/---

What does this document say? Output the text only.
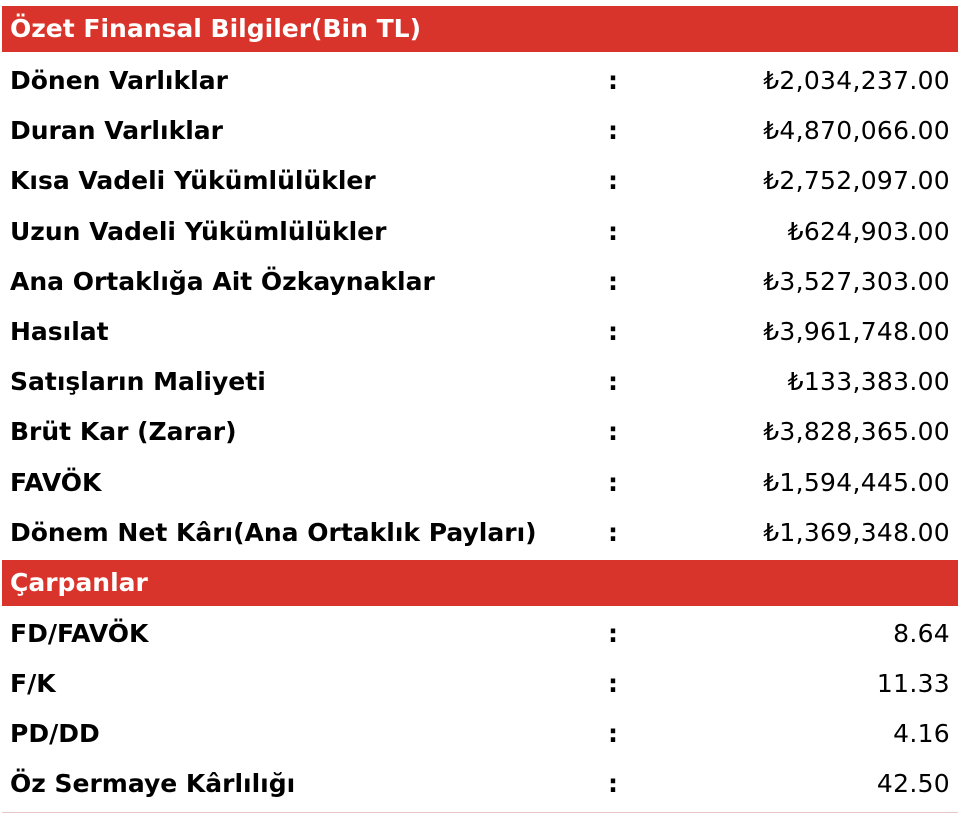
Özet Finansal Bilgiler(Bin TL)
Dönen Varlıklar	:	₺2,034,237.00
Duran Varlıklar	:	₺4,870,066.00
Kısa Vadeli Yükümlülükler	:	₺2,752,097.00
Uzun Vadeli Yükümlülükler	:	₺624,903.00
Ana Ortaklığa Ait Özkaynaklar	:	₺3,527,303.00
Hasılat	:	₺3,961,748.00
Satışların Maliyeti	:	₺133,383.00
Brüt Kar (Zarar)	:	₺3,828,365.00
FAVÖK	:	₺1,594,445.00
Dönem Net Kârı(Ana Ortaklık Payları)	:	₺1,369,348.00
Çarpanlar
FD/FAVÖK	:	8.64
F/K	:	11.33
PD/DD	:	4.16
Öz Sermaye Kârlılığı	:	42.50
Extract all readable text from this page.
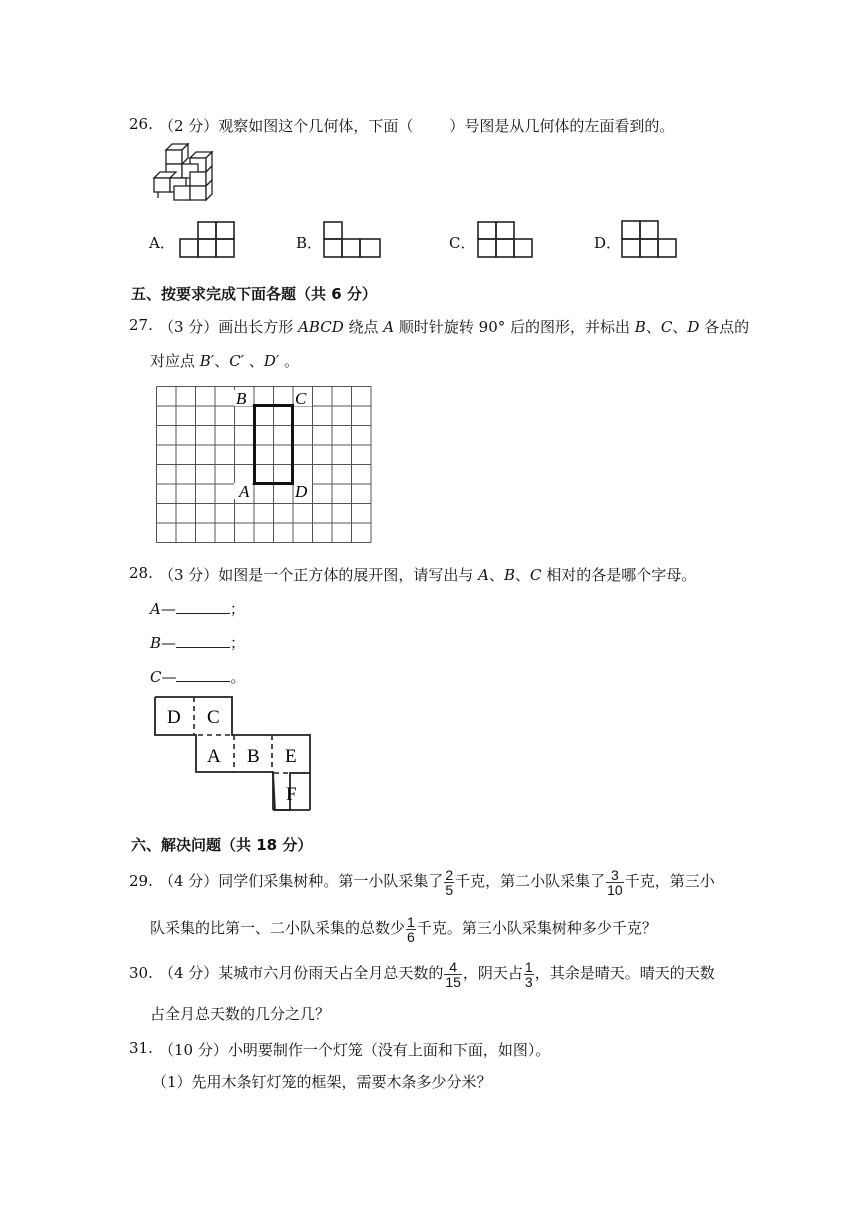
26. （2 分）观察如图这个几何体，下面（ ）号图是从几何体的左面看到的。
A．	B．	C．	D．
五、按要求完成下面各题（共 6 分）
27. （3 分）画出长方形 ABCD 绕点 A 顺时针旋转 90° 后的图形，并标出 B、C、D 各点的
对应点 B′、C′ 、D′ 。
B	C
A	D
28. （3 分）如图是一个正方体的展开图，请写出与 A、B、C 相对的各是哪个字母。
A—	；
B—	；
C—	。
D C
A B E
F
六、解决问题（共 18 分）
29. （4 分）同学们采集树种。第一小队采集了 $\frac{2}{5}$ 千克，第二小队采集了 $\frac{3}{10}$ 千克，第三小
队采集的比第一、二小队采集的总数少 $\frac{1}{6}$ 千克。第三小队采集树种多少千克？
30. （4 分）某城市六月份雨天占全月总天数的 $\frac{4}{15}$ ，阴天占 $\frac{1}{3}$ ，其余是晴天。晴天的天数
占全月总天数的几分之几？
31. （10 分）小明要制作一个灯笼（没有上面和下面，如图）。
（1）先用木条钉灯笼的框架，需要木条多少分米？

\---

EXERCISE REQUIREMENTS:
Restate the whole listing above exactly, please, omitting every image.

EXERCISE SOLUTION:
What does this document say? Output the text only.
Özet Finansal Bilgiler(Bin TL)
Dönen Varlıklar	:	₺2,034,237.00
Duran Varlıklar	:	₺4,870,066.00
Kısa Vadeli Yükümlülükler	:	₺2,752,097.00
Uzun Vadeli Yükümlülükler	:	₺624,903.00
Ana Ortaklığa Ait Özkaynaklar	:	₺3,527,303.00
Hasılat	:	₺3,961,748.00
Satışların Maliyeti	:	₺133,383.00
Brüt Kar (Zarar)	:	₺3,828,365.00
FAVÖK	:	₺1,594,445.00
Dönem Net Kârı(Ana Ortaklık Payları)	:	₺1,369,348.00
Çarpanlar
FD/FAVÖK	:	8.64
F/K	:	11.33
PD/DD	:	4.16
Öz Sermaye Kârlılığı	:	42.50
Extract all readable text from this page.
26. （2 分）观察如图这个几何体，下面（ ）号图是从几何体的左面看到的。
A．	B．	C．	D．
五、按要求完成下面各题（共 6 分）
27. （3 分）画出长方形 ABCD 绕点 A 顺时针旋转 90° 后的图形，并标出 B、C、D 各点的
对应点 B′、C′ 、D′ 。
B	C
A	D
28. （3 分）如图是一个正方体的展开图，请写出与 A、B、C 相对的各是哪个字母。
A—	；
B—	；
C—	。
D C
A B E
F
六、解决问题（共 18 分）
29. （4 分）同学们采集树种。第一小队采集了 $\frac{2}{5}$ 千克，第二小队采集了 $\frac{3}{10}$ 千克，第三小
队采集的比第一、二小队采集的总数少 $\frac{1}{6}$ 千克。第三小队采集树种多少千克？
30. （4 分）某城市六月份雨天占全月总天数的 $\frac{4}{15}$ ，阴天占 $\frac{1}{3}$ ，其余是晴天。晴天的天数
占全月总天数的几分之几？
31. （10 分）小明要制作一个灯笼（没有上面和下面，如图）。
（1）先用木条钉灯笼的框架，需要木条多少分米？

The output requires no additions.